Would you transcribe all of the data exactly, down to the last character?

+++ RECORDS PROVIDED +++

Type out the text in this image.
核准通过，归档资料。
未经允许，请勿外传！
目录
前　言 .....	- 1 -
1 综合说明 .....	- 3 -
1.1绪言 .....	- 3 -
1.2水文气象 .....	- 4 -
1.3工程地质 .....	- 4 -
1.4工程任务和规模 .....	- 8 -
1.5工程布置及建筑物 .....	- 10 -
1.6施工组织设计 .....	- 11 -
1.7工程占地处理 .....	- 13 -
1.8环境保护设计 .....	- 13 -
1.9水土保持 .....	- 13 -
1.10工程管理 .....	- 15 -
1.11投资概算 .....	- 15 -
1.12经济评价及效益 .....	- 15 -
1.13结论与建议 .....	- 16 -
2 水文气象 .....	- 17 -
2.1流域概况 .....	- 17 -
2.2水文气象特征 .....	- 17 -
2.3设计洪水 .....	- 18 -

+++

OUTPUT OF THE TASK:
Type out the text in this image.
核准通过，归档资料。
未经允许，请勿外传！
目录
前　言 .....	- 1 -
1 综合说明 .....	- 3 -
1.1绪言 .....	- 3 -
1.2水文气象 .....	- 4 -
1.3工程地质 .....	- 4 -
1.4工程任务和规模 .....	- 8 -
1.5工程布置及建筑物 .....	- 10 -
1.6施工组织设计 .....	- 11 -
1.7工程占地处理 .....	- 13 -
1.8环境保护设计 .....	- 13 -
1.9水土保持 .....	- 13 -
1.10工程管理 .....	- 15 -
1.11投资概算 .....	- 15 -
1.12经济评价及效益 .....	- 15 -
1.13结论与建议 .....	- 16 -
2 水文气象 .....	- 17 -
2.1流域概况 .....	- 17 -
2.2水文气象特征 .....	- 17 -
2.3设计洪水 .....	- 18 -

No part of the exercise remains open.